> Work to do
The records below must be transcribed exactly. Do not include the pictures.

----- Recorded information -----

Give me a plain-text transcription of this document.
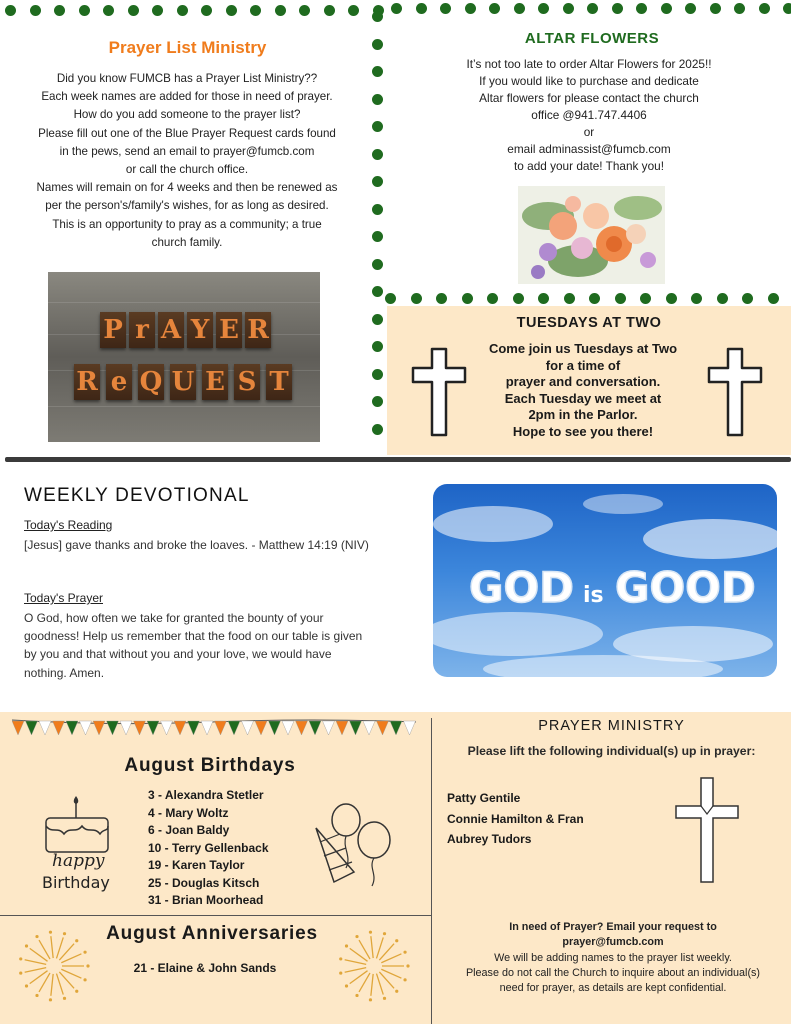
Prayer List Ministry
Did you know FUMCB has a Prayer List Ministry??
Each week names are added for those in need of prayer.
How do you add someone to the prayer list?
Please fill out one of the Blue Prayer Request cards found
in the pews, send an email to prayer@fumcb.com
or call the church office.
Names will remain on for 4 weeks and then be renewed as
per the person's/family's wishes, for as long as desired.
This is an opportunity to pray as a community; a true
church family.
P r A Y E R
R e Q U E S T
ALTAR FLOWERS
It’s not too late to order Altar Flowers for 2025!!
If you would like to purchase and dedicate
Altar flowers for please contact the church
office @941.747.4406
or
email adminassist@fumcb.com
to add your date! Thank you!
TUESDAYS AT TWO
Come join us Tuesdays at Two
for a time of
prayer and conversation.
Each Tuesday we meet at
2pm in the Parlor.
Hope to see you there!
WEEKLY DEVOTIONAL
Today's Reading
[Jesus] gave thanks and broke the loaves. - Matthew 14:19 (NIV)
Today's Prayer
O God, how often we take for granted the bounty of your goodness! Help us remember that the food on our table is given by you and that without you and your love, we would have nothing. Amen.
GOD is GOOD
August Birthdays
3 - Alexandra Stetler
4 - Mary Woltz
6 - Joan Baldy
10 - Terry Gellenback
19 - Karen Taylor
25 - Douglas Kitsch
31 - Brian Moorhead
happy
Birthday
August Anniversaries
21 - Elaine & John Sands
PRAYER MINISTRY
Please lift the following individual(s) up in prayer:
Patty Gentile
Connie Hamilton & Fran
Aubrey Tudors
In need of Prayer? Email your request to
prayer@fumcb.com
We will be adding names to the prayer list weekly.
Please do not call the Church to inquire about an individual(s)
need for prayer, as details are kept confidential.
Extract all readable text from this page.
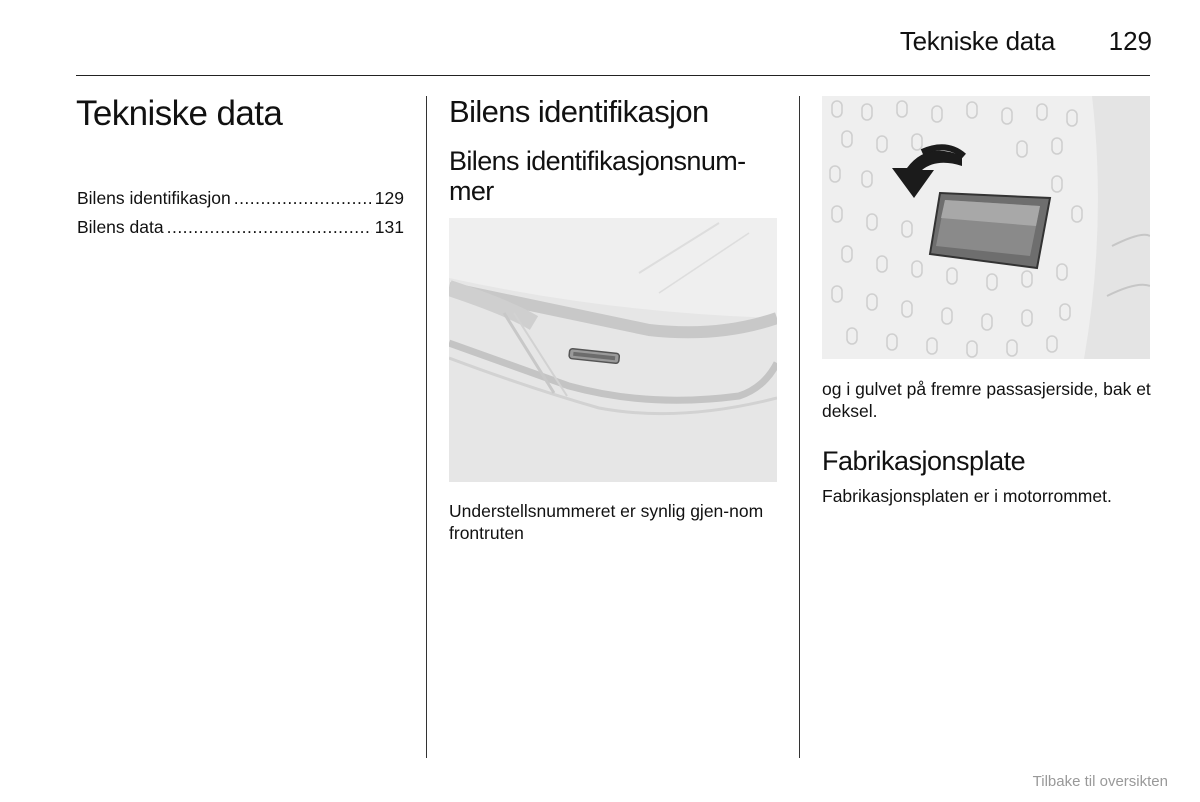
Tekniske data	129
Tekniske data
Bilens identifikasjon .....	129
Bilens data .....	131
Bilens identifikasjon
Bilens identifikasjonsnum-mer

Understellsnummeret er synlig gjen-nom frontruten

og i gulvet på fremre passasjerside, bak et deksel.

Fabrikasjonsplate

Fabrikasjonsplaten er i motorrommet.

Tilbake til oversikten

-----

> Answer to this exercise
Give me a plain-text transcription of this document.
Prayer List Ministry
Did you know FUMCB has a Prayer List Ministry??
Each week names are added for those in need of prayer.
How do you add someone to the prayer list?
Please fill out one of the Blue Prayer Request cards found
in the pews, send an email to prayer@fumcb.com
or call the church office.
Names will remain on for 4 weeks and then be renewed as
per the person's/family's wishes, for as long as desired.
This is an opportunity to pray as a community; a true
church family.
P r A Y E R
R e Q U E S T
ALTAR FLOWERS
It’s not too late to order Altar Flowers for 2025!!
If you would like to purchase and dedicate
Altar flowers for please contact the church
office @941.747.4406
or
email adminassist@fumcb.com
to add your date! Thank you!
TUESDAYS AT TWO
Come join us Tuesdays at Two
for a time of
prayer and conversation.
Each Tuesday we meet at
2pm in the Parlor.
Hope to see you there!
WEEKLY DEVOTIONAL
Today's Reading
[Jesus] gave thanks and broke the loaves. - Matthew 14:19 (NIV)
Today's Prayer
O God, how often we take for granted the bounty of your goodness! Help us remember that the food on our table is given by you and that without you and your love, we would have nothing. Amen.
GOD is GOOD
August Birthdays
3 - Alexandra Stetler
4 - Mary Woltz
6 - Joan Baldy
10 - Terry Gellenback
19 - Karen Taylor
25 - Douglas Kitsch
31 - Brian Moorhead
happy
Birthday
August Anniversaries
21 - Elaine & John Sands
PRAYER MINISTRY
Please lift the following individual(s) up in prayer:
Patty Gentile
Connie Hamilton & Fran
Aubrey Tudors
In need of Prayer? Email your request to
prayer@fumcb.com
We will be adding names to the prayer list weekly.
Please do not call the Church to inquire about an individual(s)
need for prayer, as details are kept confidential.
Extract all readable text from this page.
Tekniske data	129
Tekniske data
Bilens identifikasjon .....	129
Bilens data .....	131
Bilens identifikasjon
Bilens identifikasjonsnum-mer

Understellsnummeret er synlig gjen-nom frontruten

og i gulvet på fremre passasjerside, bak et deksel.

Fabrikasjonsplate

Fabrikasjonsplaten er i motorrommet.

Tilbake til oversikten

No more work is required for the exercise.